— start DATA PROVIDED —

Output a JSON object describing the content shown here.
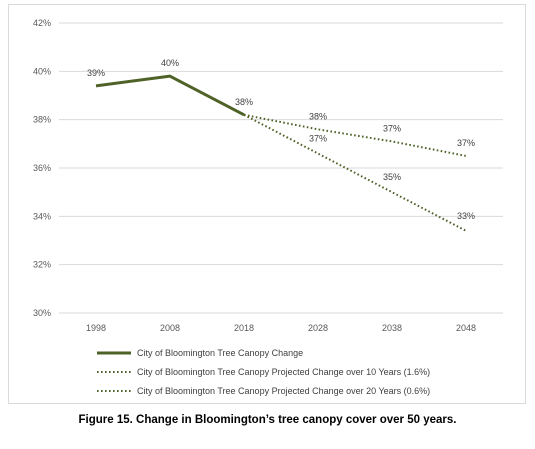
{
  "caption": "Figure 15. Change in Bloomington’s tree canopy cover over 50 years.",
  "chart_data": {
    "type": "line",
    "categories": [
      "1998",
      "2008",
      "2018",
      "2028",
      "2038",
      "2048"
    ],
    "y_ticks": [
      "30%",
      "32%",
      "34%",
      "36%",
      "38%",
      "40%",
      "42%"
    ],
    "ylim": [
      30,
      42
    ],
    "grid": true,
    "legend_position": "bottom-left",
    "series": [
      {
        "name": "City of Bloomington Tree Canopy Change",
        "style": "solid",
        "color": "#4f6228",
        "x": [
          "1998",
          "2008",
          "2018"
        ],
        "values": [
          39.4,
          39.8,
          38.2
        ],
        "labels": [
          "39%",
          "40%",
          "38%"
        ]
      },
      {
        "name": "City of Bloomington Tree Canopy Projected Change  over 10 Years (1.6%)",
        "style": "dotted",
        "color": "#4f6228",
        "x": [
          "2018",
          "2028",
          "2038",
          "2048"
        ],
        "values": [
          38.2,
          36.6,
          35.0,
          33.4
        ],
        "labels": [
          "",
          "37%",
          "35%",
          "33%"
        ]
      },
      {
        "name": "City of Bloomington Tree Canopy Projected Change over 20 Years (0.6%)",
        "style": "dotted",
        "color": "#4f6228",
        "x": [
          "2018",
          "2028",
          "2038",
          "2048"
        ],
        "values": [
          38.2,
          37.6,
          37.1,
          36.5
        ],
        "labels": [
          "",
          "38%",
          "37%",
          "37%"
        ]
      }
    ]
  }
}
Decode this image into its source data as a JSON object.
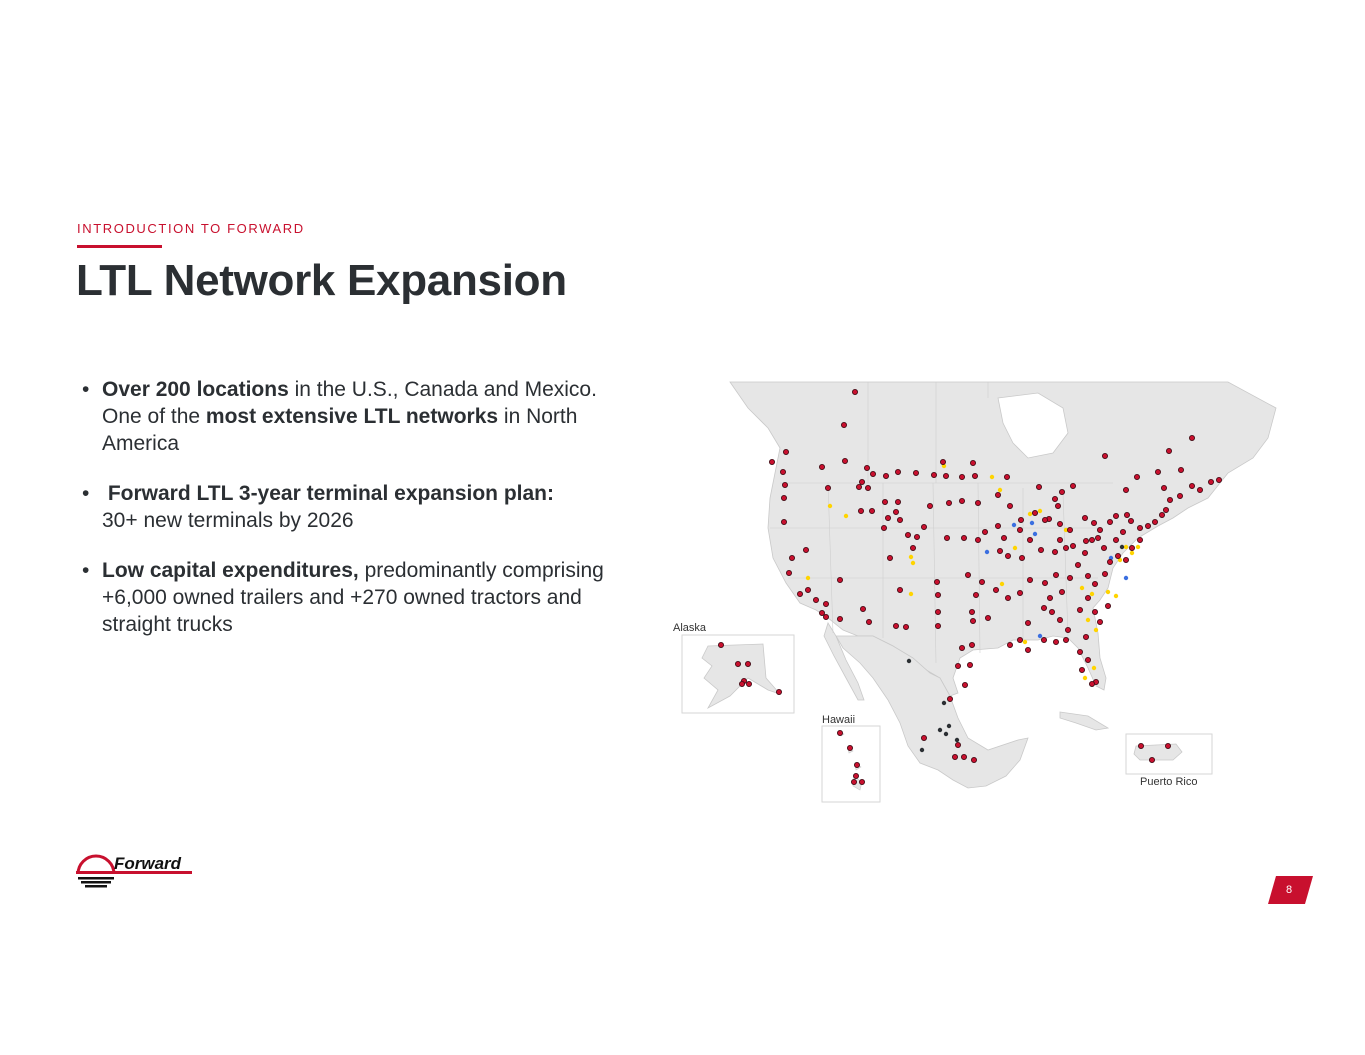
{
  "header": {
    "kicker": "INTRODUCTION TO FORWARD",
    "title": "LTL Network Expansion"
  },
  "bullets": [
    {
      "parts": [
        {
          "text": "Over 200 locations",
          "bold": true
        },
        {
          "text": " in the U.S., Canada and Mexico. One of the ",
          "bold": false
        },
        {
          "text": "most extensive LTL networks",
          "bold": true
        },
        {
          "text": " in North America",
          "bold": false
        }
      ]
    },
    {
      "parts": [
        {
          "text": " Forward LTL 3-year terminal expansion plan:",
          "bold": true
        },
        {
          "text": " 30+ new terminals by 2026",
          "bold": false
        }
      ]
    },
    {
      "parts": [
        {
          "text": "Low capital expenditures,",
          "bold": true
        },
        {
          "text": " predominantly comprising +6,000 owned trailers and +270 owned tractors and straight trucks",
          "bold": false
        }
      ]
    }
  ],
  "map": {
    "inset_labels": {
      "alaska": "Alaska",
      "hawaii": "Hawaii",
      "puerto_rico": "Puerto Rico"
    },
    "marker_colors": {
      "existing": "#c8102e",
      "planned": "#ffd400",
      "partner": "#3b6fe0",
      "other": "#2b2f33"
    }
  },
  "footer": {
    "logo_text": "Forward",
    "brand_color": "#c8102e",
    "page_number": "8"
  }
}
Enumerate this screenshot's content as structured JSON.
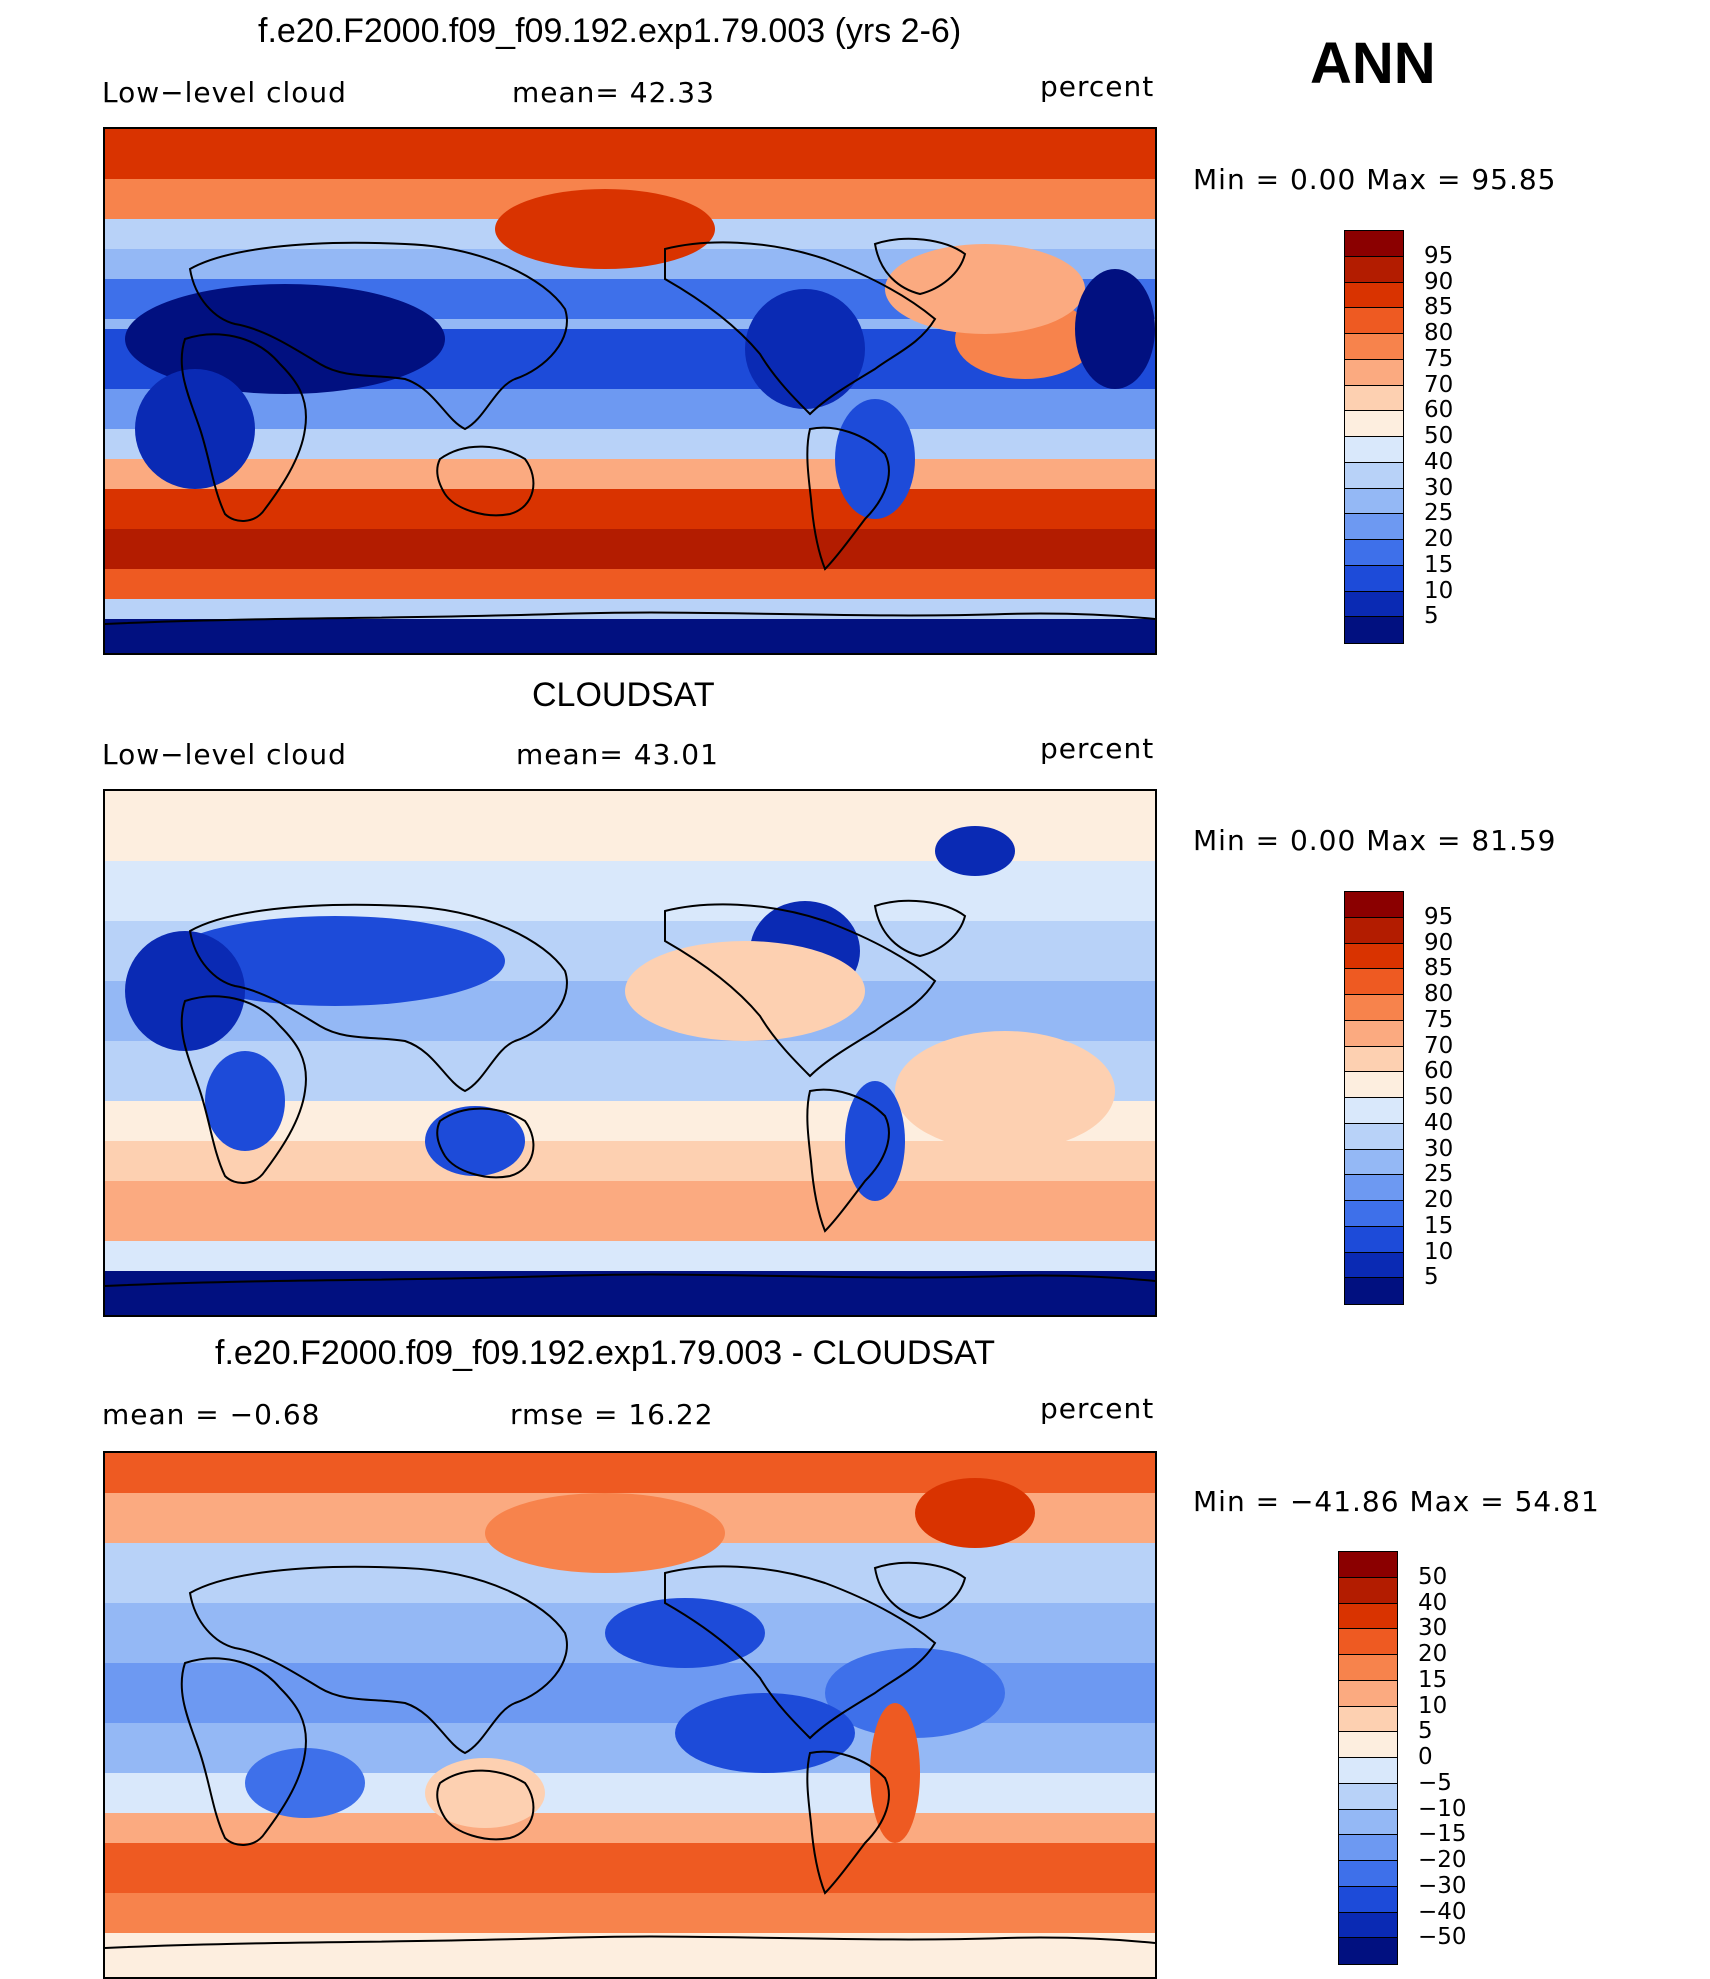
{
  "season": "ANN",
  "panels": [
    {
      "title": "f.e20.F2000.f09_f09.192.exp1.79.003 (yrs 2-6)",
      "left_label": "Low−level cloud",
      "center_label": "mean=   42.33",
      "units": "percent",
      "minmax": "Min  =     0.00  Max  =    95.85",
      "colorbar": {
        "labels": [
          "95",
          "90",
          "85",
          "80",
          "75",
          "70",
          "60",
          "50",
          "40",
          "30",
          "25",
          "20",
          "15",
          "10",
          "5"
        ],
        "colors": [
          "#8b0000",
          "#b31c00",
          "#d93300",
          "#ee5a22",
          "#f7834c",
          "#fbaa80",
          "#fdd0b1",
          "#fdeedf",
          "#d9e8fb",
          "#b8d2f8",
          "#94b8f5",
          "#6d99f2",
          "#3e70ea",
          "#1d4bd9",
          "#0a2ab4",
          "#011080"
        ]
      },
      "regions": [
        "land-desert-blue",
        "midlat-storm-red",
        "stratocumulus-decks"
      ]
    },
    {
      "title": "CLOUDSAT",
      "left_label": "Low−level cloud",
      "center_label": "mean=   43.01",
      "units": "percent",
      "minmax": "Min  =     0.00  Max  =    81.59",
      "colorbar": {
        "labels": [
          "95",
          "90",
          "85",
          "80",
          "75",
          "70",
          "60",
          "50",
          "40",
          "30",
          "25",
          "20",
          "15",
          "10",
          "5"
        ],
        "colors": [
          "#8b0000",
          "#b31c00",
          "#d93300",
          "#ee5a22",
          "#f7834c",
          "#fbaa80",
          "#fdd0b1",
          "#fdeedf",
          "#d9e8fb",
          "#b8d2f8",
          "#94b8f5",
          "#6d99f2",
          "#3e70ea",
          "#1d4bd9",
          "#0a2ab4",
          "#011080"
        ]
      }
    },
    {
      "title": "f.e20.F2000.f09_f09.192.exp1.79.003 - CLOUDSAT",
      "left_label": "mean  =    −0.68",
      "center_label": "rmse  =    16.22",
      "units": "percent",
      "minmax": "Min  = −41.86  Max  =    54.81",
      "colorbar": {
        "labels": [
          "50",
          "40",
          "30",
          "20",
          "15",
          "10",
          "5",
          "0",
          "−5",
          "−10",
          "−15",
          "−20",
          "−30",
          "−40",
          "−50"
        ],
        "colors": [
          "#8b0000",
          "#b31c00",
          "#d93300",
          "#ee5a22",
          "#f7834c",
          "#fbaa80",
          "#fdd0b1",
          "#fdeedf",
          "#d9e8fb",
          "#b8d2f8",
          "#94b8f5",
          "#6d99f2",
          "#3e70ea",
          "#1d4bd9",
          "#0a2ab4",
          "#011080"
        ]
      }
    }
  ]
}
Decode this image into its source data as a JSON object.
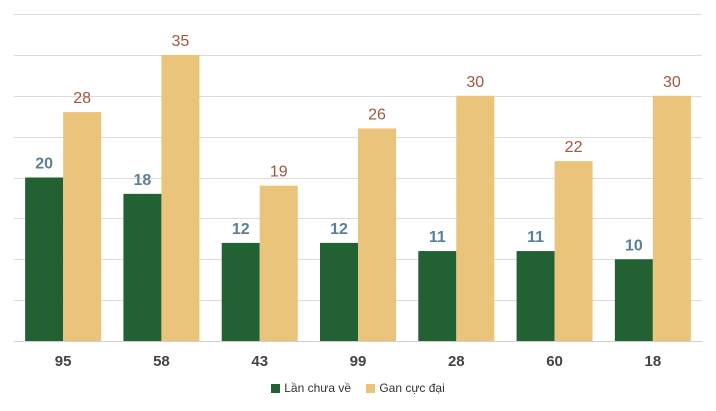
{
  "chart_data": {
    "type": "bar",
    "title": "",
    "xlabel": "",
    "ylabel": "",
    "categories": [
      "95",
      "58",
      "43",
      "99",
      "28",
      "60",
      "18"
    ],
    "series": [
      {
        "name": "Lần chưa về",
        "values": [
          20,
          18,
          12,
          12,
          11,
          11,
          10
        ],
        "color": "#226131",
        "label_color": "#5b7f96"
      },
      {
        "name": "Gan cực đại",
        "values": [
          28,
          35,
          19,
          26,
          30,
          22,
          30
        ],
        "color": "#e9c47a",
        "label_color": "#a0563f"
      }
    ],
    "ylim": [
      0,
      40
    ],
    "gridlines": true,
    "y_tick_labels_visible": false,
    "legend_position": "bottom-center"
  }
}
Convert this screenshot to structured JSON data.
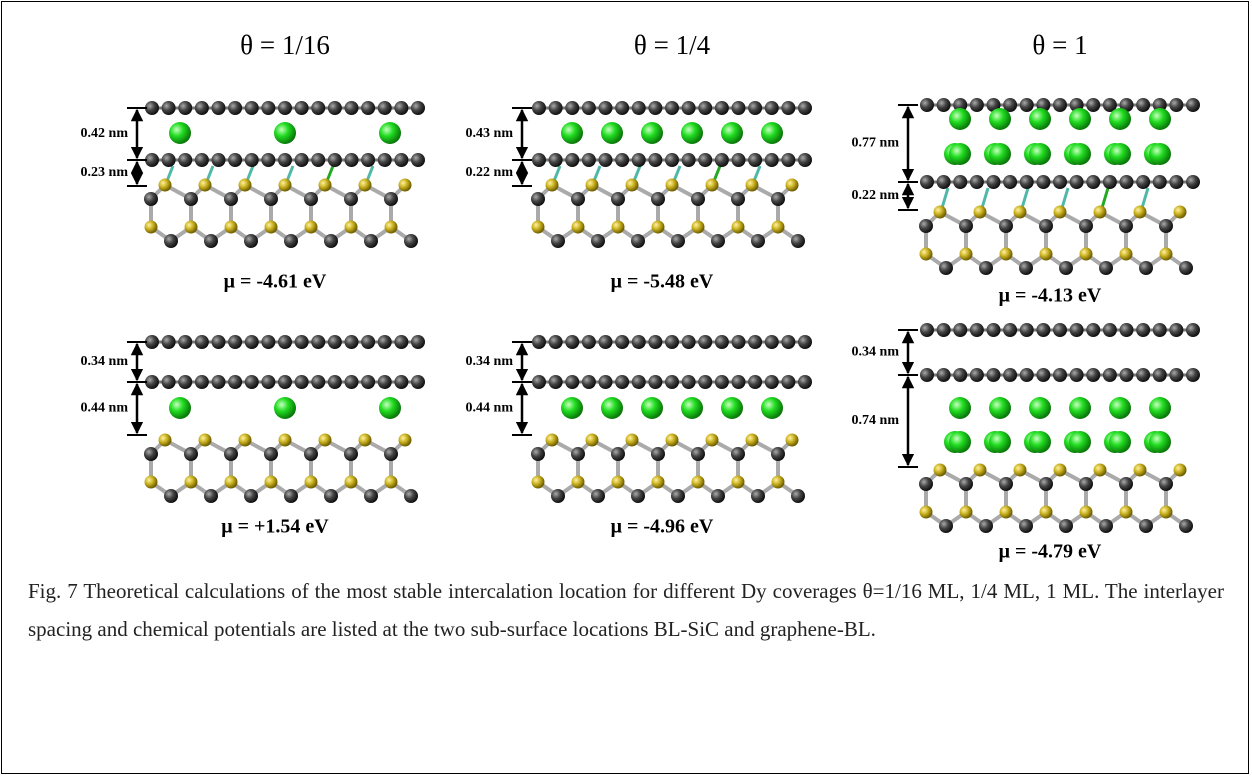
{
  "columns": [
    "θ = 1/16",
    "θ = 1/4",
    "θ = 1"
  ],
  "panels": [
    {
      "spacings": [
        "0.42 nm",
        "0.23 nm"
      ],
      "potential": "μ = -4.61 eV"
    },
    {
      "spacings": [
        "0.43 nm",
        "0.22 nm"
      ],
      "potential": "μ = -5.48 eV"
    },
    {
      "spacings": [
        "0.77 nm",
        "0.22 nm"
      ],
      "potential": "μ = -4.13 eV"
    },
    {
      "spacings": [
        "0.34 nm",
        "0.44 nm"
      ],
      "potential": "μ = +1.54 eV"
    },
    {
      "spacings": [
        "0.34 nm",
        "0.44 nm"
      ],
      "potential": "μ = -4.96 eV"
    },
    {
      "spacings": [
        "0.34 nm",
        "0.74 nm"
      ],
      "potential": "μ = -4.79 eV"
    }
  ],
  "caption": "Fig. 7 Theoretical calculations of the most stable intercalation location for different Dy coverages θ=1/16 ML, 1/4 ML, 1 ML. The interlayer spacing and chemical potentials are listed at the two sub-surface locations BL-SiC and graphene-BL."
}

— end DATA PROVIDED —

== AIM OF THE TASK ==
Review the material and copy each line in which the word "mean" appears.

== SOLUTION BELOW ==
      "center_label": "mean=   42.33",
      "center_label": "mean=   43.01",
      "left_label": "mean  =    −0.68",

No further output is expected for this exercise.